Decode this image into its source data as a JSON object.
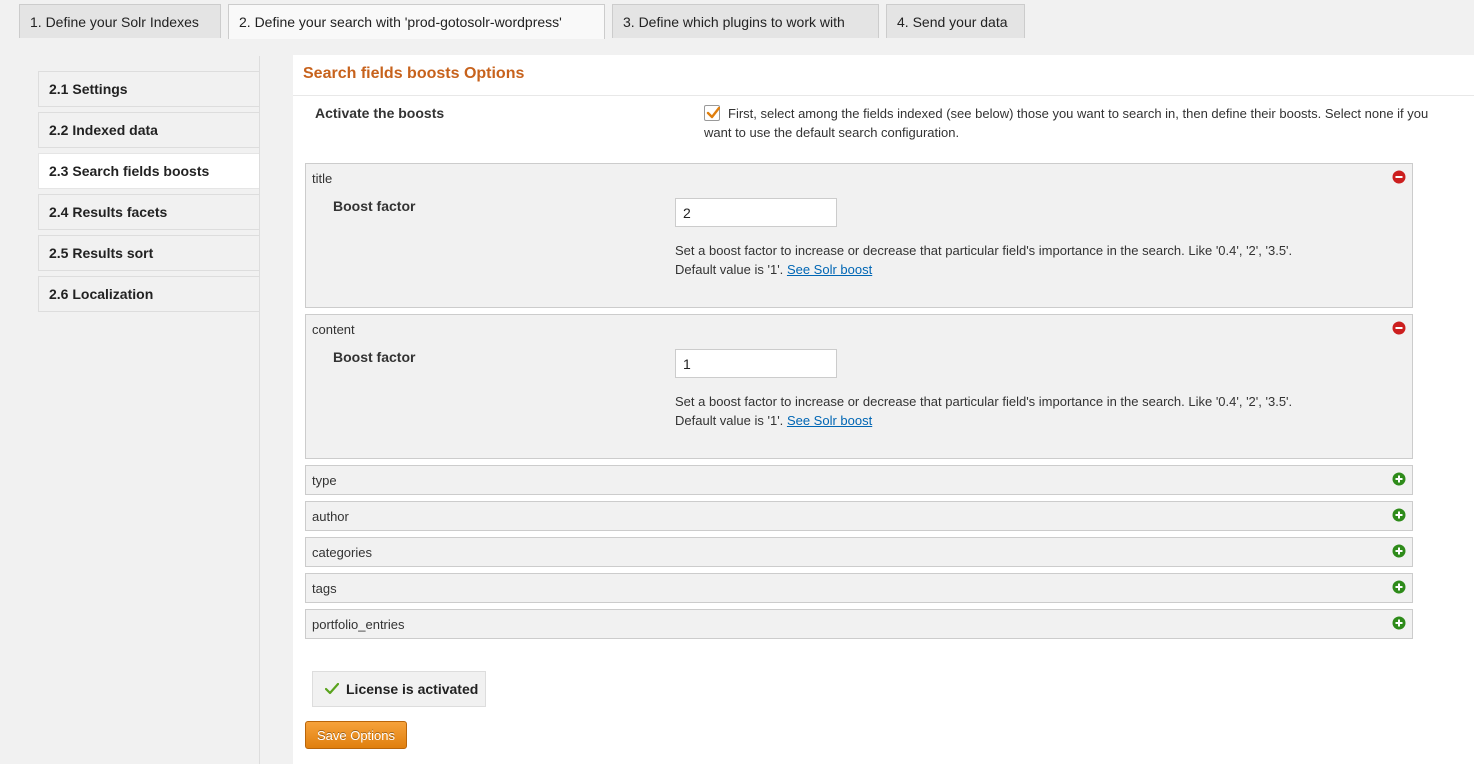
{
  "tabs": [
    {
      "label": "1. Define your Solr Indexes"
    },
    {
      "label": "2. Define your search with 'prod-gotosolr-wordpress'"
    },
    {
      "label": "3. Define which plugins to work with"
    },
    {
      "label": "4. Send your data"
    }
  ],
  "sidebar": {
    "items": [
      {
        "label": "2.1 Settings"
      },
      {
        "label": "2.2 Indexed data"
      },
      {
        "label": "2.3 Search fields boosts"
      },
      {
        "label": "2.4 Results facets"
      },
      {
        "label": "2.5 Results sort"
      },
      {
        "label": "2.6 Localization"
      }
    ]
  },
  "main": {
    "title": "Search fields boosts Options",
    "activate_label": "Activate the boosts",
    "activate_checked": true,
    "activate_desc": "First, select among the fields indexed (see below) those you want to search in, then define their boosts. Select none if you want to use the default search configuration.",
    "boost_label": "Boost factor",
    "boost_desc": "Set a boost factor to increase or decrease that particular field's importance in the search. Like '0.4', '2', '3.5'. Default value is '1'.",
    "boost_link": "See Solr boost",
    "expanded_fields": [
      {
        "name": "title",
        "value": "2"
      },
      {
        "name": "content",
        "value": "1"
      }
    ],
    "collapsed_fields": [
      {
        "name": "type"
      },
      {
        "name": "author"
      },
      {
        "name": "categories"
      },
      {
        "name": "tags"
      },
      {
        "name": "portfolio_entries"
      }
    ],
    "license_label": "License is activated",
    "save_label": "Save Options"
  },
  "colors": {
    "accent_title": "#c7621c",
    "save_button": "#f09a2f",
    "remove_icon": "#cc1f1f",
    "add_icon": "#2e8b1a",
    "link": "#0066b4"
  },
  "icons": {
    "remove": "minus-circle-icon",
    "add": "plus-circle-icon",
    "license": "checkmark-icon",
    "checkbox": "checkbox-check-icon"
  }
}
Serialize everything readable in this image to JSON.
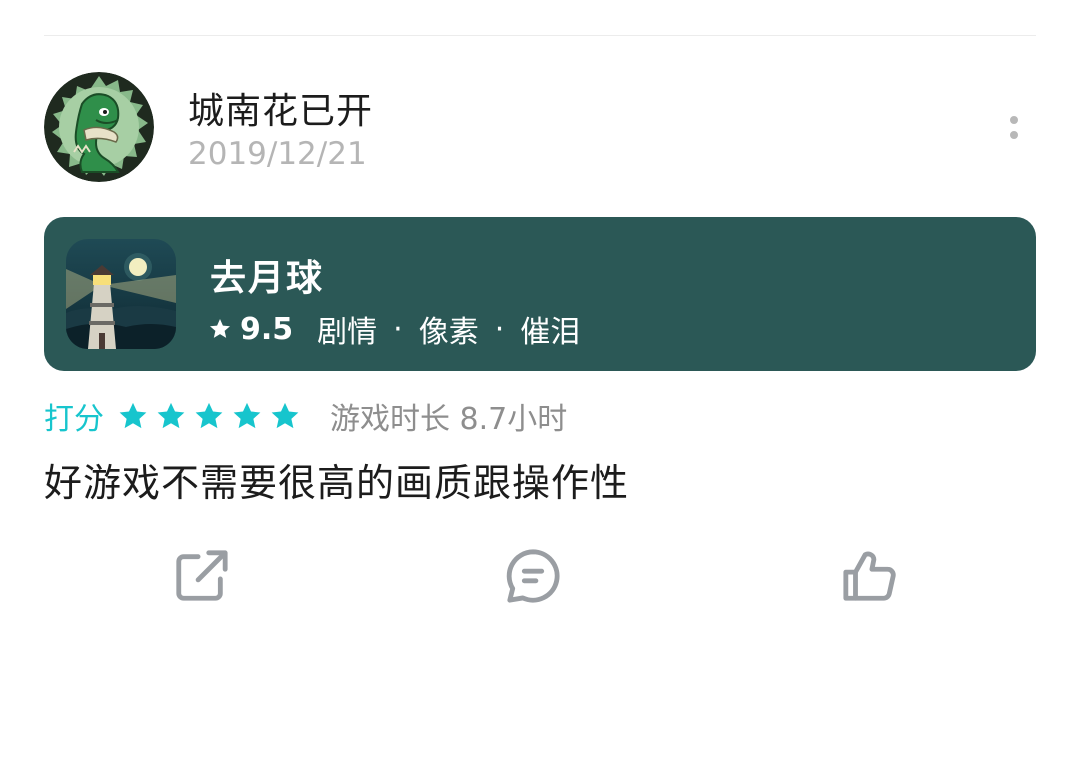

-.-.-

TASK PROMPT —
Using the listing above, show each line holding the string "value".

RESPONSE TO THE EXERCISE —
    "boost_desc": "Set a boost factor to increase or decrease that particular field's importance in the search. Like '0.4', '2', '3.5'. Default value is '1'.",
        "value": "2"
        "value": "1"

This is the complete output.